Find the string "ylabel" in the records. Copy every line it appears in.

- Raw records:
★ ★ ★

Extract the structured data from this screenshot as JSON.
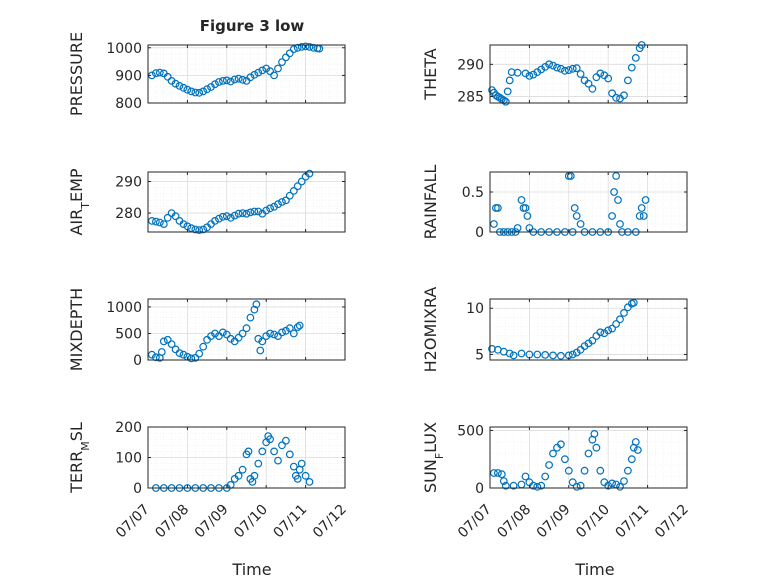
{
  "figure": {
    "title": "Figure 3 low",
    "xlabel": "Time"
  },
  "colors": {
    "marker": "#0072BD",
    "axis": "#262626",
    "grid": "#dcdcdc",
    "minorgrid": "#ececec"
  },
  "xaxis": {
    "range": [
      0,
      5
    ],
    "ticks": [
      0,
      1,
      2,
      3,
      4,
      5
    ],
    "tick_labels": [
      "07/07",
      "07/08",
      "07/09",
      "07/10",
      "07/11",
      "07/12"
    ]
  },
  "chart_data": [
    {
      "type": "scatter",
      "id": "pressure",
      "ylabel": "PRESSURE",
      "ylim": [
        800,
        1010
      ],
      "yticks": [
        800,
        900,
        1000
      ],
      "ytick_labels": [
        "800",
        "900",
        "1000"
      ],
      "show_xticks": false,
      "points": [
        [
          0.1,
          900
        ],
        [
          0.2,
          908
        ],
        [
          0.3,
          910
        ],
        [
          0.4,
          907
        ],
        [
          0.5,
          895
        ],
        [
          0.6,
          880
        ],
        [
          0.7,
          870
        ],
        [
          0.8,
          862
        ],
        [
          0.9,
          855
        ],
        [
          1.0,
          848
        ],
        [
          1.1,
          842
        ],
        [
          1.2,
          838
        ],
        [
          1.3,
          837
        ],
        [
          1.4,
          842
        ],
        [
          1.5,
          850
        ],
        [
          1.6,
          858
        ],
        [
          1.7,
          868
        ],
        [
          1.8,
          876
        ],
        [
          1.9,
          880
        ],
        [
          2.0,
          882
        ],
        [
          2.1,
          878
        ],
        [
          2.2,
          885
        ],
        [
          2.3,
          888
        ],
        [
          2.4,
          884
        ],
        [
          2.5,
          880
        ],
        [
          2.6,
          893
        ],
        [
          2.7,
          902
        ],
        [
          2.8,
          910
        ],
        [
          2.9,
          918
        ],
        [
          3.0,
          925
        ],
        [
          3.1,
          915
        ],
        [
          3.2,
          900
        ],
        [
          3.3,
          925
        ],
        [
          3.4,
          948
        ],
        [
          3.5,
          965
        ],
        [
          3.6,
          980
        ],
        [
          3.7,
          995
        ],
        [
          3.8,
          1000
        ],
        [
          3.9,
          1003
        ],
        [
          4.0,
          1005
        ],
        [
          4.1,
          1003
        ],
        [
          4.2,
          1000
        ],
        [
          4.3,
          998
        ],
        [
          4.35,
          997
        ]
      ]
    },
    {
      "type": "scatter",
      "id": "theta",
      "ylabel": "THETA",
      "ylim": [
        284,
        293
      ],
      "yticks": [
        285,
        290
      ],
      "ytick_labels": [
        "285",
        "290"
      ],
      "show_xticks": false,
      "points": [
        [
          0.05,
          286
        ],
        [
          0.1,
          285.6
        ],
        [
          0.15,
          285.2
        ],
        [
          0.2,
          285
        ],
        [
          0.25,
          284.8
        ],
        [
          0.3,
          284.6
        ],
        [
          0.35,
          284.4
        ],
        [
          0.4,
          284.2
        ],
        [
          0.45,
          285.8
        ],
        [
          0.5,
          287.5
        ],
        [
          0.55,
          288.8
        ],
        [
          0.7,
          288.7
        ],
        [
          0.9,
          288.6
        ],
        [
          1.0,
          288.2
        ],
        [
          1.1,
          288.4
        ],
        [
          1.2,
          288.8
        ],
        [
          1.3,
          289.2
        ],
        [
          1.4,
          289.6
        ],
        [
          1.5,
          290
        ],
        [
          1.6,
          289.8
        ],
        [
          1.7,
          289.5
        ],
        [
          1.8,
          289.3
        ],
        [
          1.9,
          289
        ],
        [
          2.0,
          289.1
        ],
        [
          2.1,
          289.3
        ],
        [
          2.2,
          289.4
        ],
        [
          2.3,
          288.5
        ],
        [
          2.4,
          287.5
        ],
        [
          2.5,
          287
        ],
        [
          2.6,
          286.2
        ],
        [
          2.7,
          288
        ],
        [
          2.8,
          288.6
        ],
        [
          2.9,
          288.3
        ],
        [
          3.0,
          287.8
        ],
        [
          3.1,
          285.5
        ],
        [
          3.2,
          284.8
        ],
        [
          3.3,
          284.7
        ],
        [
          3.4,
          285.2
        ],
        [
          3.5,
          287.5
        ],
        [
          3.6,
          289.5
        ],
        [
          3.7,
          291
        ],
        [
          3.8,
          292.5
        ],
        [
          3.85,
          293
        ]
      ]
    },
    {
      "type": "scatter",
      "id": "air_temp",
      "ylabel": "AIR_TEMP",
      "ylim": [
        274,
        293
      ],
      "yticks": [
        280,
        290
      ],
      "ytick_labels": [
        "280",
        "290"
      ],
      "show_xticks": false,
      "points": [
        [
          0.1,
          277.5
        ],
        [
          0.2,
          277.3
        ],
        [
          0.3,
          277
        ],
        [
          0.4,
          276.5
        ],
        [
          0.5,
          278.5
        ],
        [
          0.6,
          280
        ],
        [
          0.7,
          279
        ],
        [
          0.8,
          277.5
        ],
        [
          0.9,
          276.5
        ],
        [
          1.0,
          275.8
        ],
        [
          1.1,
          275.2
        ],
        [
          1.2,
          274.8
        ],
        [
          1.3,
          274.6
        ],
        [
          1.4,
          274.8
        ],
        [
          1.5,
          275.5
        ],
        [
          1.6,
          276.5
        ],
        [
          1.7,
          277.5
        ],
        [
          1.8,
          278.2
        ],
        [
          1.9,
          278.8
        ],
        [
          2.0,
          279
        ],
        [
          2.1,
          278.5
        ],
        [
          2.2,
          279.2
        ],
        [
          2.3,
          279.8
        ],
        [
          2.4,
          280
        ],
        [
          2.5,
          279.8
        ],
        [
          2.6,
          280.2
        ],
        [
          2.7,
          280.5
        ],
        [
          2.8,
          280.5
        ],
        [
          2.9,
          279.8
        ],
        [
          3.0,
          280.8
        ],
        [
          3.1,
          281.5
        ],
        [
          3.2,
          282
        ],
        [
          3.3,
          282.8
        ],
        [
          3.4,
          283.5
        ],
        [
          3.5,
          284
        ],
        [
          3.6,
          285.5
        ],
        [
          3.7,
          287
        ],
        [
          3.8,
          288.5
        ],
        [
          3.9,
          290
        ],
        [
          4.0,
          291.5
        ],
        [
          4.1,
          292.5
        ]
      ]
    },
    {
      "type": "scatter",
      "id": "rainfall",
      "ylabel": "RAINFALL",
      "ylim": [
        0,
        0.75
      ],
      "yticks": [
        0,
        0.5
      ],
      "ytick_labels": [
        "0",
        "0.5"
      ],
      "show_xticks": false,
      "points": [
        [
          0.1,
          0.1
        ],
        [
          0.15,
          0.3
        ],
        [
          0.2,
          0.3
        ],
        [
          0.25,
          0
        ],
        [
          0.35,
          0
        ],
        [
          0.45,
          0
        ],
        [
          0.55,
          0
        ],
        [
          0.65,
          0
        ],
        [
          0.7,
          0.05
        ],
        [
          0.8,
          0.4
        ],
        [
          0.85,
          0.3
        ],
        [
          0.9,
          0.3
        ],
        [
          0.95,
          0.2
        ],
        [
          1.0,
          0.05
        ],
        [
          1.1,
          0
        ],
        [
          1.3,
          0
        ],
        [
          1.5,
          0
        ],
        [
          1.7,
          0
        ],
        [
          1.9,
          0
        ],
        [
          2.0,
          0.7
        ],
        [
          2.05,
          0.7
        ],
        [
          2.1,
          0
        ],
        [
          2.15,
          0.3
        ],
        [
          2.2,
          0.2
        ],
        [
          2.3,
          0.1
        ],
        [
          2.4,
          0
        ],
        [
          2.6,
          0
        ],
        [
          2.8,
          0
        ],
        [
          3.0,
          0
        ],
        [
          3.1,
          0.2
        ],
        [
          3.15,
          0.5
        ],
        [
          3.2,
          0.7
        ],
        [
          3.25,
          0.4
        ],
        [
          3.3,
          0.1
        ],
        [
          3.35,
          0
        ],
        [
          3.5,
          0
        ],
        [
          3.7,
          0
        ],
        [
          3.8,
          0.2
        ],
        [
          3.85,
          0.3
        ],
        [
          3.9,
          0.2
        ],
        [
          3.95,
          0.4
        ]
      ]
    },
    {
      "type": "scatter",
      "id": "mixdepth",
      "ylabel": "MIXDEPTH",
      "ylim": [
        0,
        1150
      ],
      "yticks": [
        0,
        500,
        1000
      ],
      "ytick_labels": [
        "0",
        "500",
        "1000"
      ],
      "show_xticks": false,
      "points": [
        [
          0.1,
          100
        ],
        [
          0.2,
          50
        ],
        [
          0.3,
          40
        ],
        [
          0.35,
          150
        ],
        [
          0.4,
          350
        ],
        [
          0.5,
          380
        ],
        [
          0.6,
          300
        ],
        [
          0.7,
          200
        ],
        [
          0.8,
          130
        ],
        [
          0.9,
          100
        ],
        [
          1.0,
          60
        ],
        [
          1.1,
          30
        ],
        [
          1.2,
          40
        ],
        [
          1.3,
          120
        ],
        [
          1.4,
          250
        ],
        [
          1.5,
          380
        ],
        [
          1.6,
          450
        ],
        [
          1.7,
          500
        ],
        [
          1.8,
          450
        ],
        [
          1.9,
          520
        ],
        [
          2.0,
          480
        ],
        [
          2.1,
          400
        ],
        [
          2.2,
          350
        ],
        [
          2.3,
          420
        ],
        [
          2.4,
          500
        ],
        [
          2.5,
          600
        ],
        [
          2.6,
          800
        ],
        [
          2.7,
          950
        ],
        [
          2.75,
          1050
        ],
        [
          2.8,
          400
        ],
        [
          2.85,
          180
        ],
        [
          2.9,
          350
        ],
        [
          3.0,
          450
        ],
        [
          3.1,
          500
        ],
        [
          3.2,
          480
        ],
        [
          3.3,
          450
        ],
        [
          3.4,
          520
        ],
        [
          3.5,
          550
        ],
        [
          3.6,
          600
        ],
        [
          3.7,
          500
        ],
        [
          3.8,
          620
        ],
        [
          3.85,
          650
        ]
      ]
    },
    {
      "type": "scatter",
      "id": "h2omixra",
      "ylabel": "H2OMIXRA",
      "ylim": [
        4.4,
        11
      ],
      "yticks": [
        5,
        10
      ],
      "ytick_labels": [
        "5",
        "10"
      ],
      "show_xticks": false,
      "points": [
        [
          0.05,
          5.6
        ],
        [
          0.2,
          5.5
        ],
        [
          0.35,
          5.3
        ],
        [
          0.5,
          5.1
        ],
        [
          0.6,
          4.9
        ],
        [
          0.8,
          5.1
        ],
        [
          1.0,
          5.0
        ],
        [
          1.2,
          5.0
        ],
        [
          1.4,
          4.95
        ],
        [
          1.6,
          4.9
        ],
        [
          1.8,
          4.85
        ],
        [
          2.0,
          4.9
        ],
        [
          2.1,
          5.0
        ],
        [
          2.2,
          5.2
        ],
        [
          2.3,
          5.5
        ],
        [
          2.4,
          5.9
        ],
        [
          2.5,
          6.2
        ],
        [
          2.6,
          6.5
        ],
        [
          2.7,
          7.0
        ],
        [
          2.8,
          7.4
        ],
        [
          2.9,
          7.3
        ],
        [
          3.0,
          7.6
        ],
        [
          3.1,
          7.8
        ],
        [
          3.2,
          8.3
        ],
        [
          3.3,
          8.8
        ],
        [
          3.4,
          9.5
        ],
        [
          3.5,
          10.1
        ],
        [
          3.6,
          10.5
        ],
        [
          3.65,
          10.6
        ]
      ]
    },
    {
      "type": "scatter",
      "id": "terr_msl",
      "ylabel": "TERR_MSL",
      "ylim": [
        0,
        200
      ],
      "yticks": [
        0,
        100,
        200
      ],
      "ytick_labels": [
        "0",
        "100",
        "200"
      ],
      "show_xticks": true,
      "points": [
        [
          0.2,
          0
        ],
        [
          0.4,
          0
        ],
        [
          0.6,
          0
        ],
        [
          0.8,
          0
        ],
        [
          1.0,
          0
        ],
        [
          1.2,
          0
        ],
        [
          1.4,
          0
        ],
        [
          1.6,
          0
        ],
        [
          1.8,
          0
        ],
        [
          2.0,
          0
        ],
        [
          2.1,
          10
        ],
        [
          2.2,
          30
        ],
        [
          2.3,
          40
        ],
        [
          2.4,
          60
        ],
        [
          2.5,
          110
        ],
        [
          2.55,
          120
        ],
        [
          2.6,
          30
        ],
        [
          2.65,
          20
        ],
        [
          2.7,
          40
        ],
        [
          2.8,
          80
        ],
        [
          2.9,
          120
        ],
        [
          3.0,
          150
        ],
        [
          3.05,
          170
        ],
        [
          3.1,
          160
        ],
        [
          3.2,
          120
        ],
        [
          3.3,
          90
        ],
        [
          3.4,
          140
        ],
        [
          3.5,
          155
        ],
        [
          3.6,
          110
        ],
        [
          3.7,
          70
        ],
        [
          3.75,
          40
        ],
        [
          3.8,
          30
        ],
        [
          3.85,
          60
        ],
        [
          3.9,
          80
        ],
        [
          4.0,
          40
        ],
        [
          4.1,
          20
        ]
      ]
    },
    {
      "type": "scatter",
      "id": "sun_flux",
      "ylabel": "SUN_FLUX",
      "ylim": [
        0,
        530
      ],
      "yticks": [
        0,
        500
      ],
      "ytick_labels": [
        "0",
        "500"
      ],
      "show_xticks": true,
      "points": [
        [
          0.1,
          130
        ],
        [
          0.2,
          130
        ],
        [
          0.3,
          120
        ],
        [
          0.35,
          60
        ],
        [
          0.4,
          20
        ],
        [
          0.6,
          20
        ],
        [
          0.8,
          30
        ],
        [
          0.9,
          100
        ],
        [
          1.0,
          50
        ],
        [
          1.1,
          20
        ],
        [
          1.2,
          10
        ],
        [
          1.3,
          20
        ],
        [
          1.4,
          100
        ],
        [
          1.5,
          200
        ],
        [
          1.6,
          300
        ],
        [
          1.7,
          350
        ],
        [
          1.8,
          380
        ],
        [
          1.9,
          250
        ],
        [
          2.0,
          150
        ],
        [
          2.1,
          50
        ],
        [
          2.2,
          10
        ],
        [
          2.3,
          20
        ],
        [
          2.4,
          150
        ],
        [
          2.5,
          300
        ],
        [
          2.6,
          420
        ],
        [
          2.65,
          470
        ],
        [
          2.7,
          350
        ],
        [
          2.8,
          150
        ],
        [
          2.9,
          50
        ],
        [
          3.0,
          20
        ],
        [
          3.1,
          40
        ],
        [
          3.2,
          30
        ],
        [
          3.3,
          10
        ],
        [
          3.4,
          60
        ],
        [
          3.5,
          150
        ],
        [
          3.6,
          250
        ],
        [
          3.65,
          350
        ],
        [
          3.7,
          400
        ],
        [
          3.75,
          330
        ]
      ]
    }
  ]
}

★ ★ ★

- Solution to this task:
      "ylabel": "PRESSURE",
      "ylabel": "THETA",
      "ylabel": "AIR_TEMP",
      "ylabel": "RAINFALL",
      "ylabel": "MIXDEPTH",
      "ylabel": "H2OMIXRA",
      "ylabel": "TERR_MSL",
      "ylabel": "SUN_FLUX",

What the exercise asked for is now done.